DATA ENTRIES —
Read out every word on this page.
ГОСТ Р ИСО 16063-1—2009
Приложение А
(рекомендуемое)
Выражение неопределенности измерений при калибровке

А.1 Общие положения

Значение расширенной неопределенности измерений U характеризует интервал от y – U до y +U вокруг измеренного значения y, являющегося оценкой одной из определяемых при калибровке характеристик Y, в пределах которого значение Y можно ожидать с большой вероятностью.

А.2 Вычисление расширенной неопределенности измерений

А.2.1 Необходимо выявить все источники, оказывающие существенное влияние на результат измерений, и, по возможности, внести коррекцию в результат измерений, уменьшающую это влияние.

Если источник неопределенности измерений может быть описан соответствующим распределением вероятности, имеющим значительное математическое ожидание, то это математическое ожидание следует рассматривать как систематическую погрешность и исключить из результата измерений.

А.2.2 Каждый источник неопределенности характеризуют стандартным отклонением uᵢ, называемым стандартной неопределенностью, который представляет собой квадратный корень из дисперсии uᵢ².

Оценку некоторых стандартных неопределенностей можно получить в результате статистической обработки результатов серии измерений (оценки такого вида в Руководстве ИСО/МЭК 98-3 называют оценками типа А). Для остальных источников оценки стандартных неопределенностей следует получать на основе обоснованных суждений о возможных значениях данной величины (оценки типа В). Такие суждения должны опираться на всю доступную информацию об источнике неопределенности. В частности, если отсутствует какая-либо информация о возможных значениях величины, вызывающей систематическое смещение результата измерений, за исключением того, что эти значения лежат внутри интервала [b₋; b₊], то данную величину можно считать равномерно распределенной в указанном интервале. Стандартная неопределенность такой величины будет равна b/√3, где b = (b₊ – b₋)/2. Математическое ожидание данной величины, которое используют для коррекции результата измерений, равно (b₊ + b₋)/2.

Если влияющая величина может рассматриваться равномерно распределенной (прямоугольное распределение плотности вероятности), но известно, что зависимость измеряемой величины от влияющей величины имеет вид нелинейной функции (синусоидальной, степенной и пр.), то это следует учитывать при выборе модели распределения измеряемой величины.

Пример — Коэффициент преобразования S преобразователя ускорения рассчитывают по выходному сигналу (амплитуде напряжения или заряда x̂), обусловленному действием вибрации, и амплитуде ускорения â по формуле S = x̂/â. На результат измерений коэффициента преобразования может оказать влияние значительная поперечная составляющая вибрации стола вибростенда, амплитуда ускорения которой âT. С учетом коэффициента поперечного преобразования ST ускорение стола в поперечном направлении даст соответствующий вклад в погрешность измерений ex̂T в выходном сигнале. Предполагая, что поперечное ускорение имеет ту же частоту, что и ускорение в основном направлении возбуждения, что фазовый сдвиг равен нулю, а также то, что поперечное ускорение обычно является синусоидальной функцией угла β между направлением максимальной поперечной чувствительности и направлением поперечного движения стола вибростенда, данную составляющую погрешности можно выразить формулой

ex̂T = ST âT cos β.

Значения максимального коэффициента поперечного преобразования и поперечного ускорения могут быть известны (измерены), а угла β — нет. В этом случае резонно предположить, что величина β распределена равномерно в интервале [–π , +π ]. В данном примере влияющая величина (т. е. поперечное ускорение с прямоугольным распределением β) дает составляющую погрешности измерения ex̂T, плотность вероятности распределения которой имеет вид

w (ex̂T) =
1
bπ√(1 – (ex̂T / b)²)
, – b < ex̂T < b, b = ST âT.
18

OBJECTIVE —
From the data above, count the lines where "быть" occurs and give that figure and nothing else.

FULL SOLUTION —
2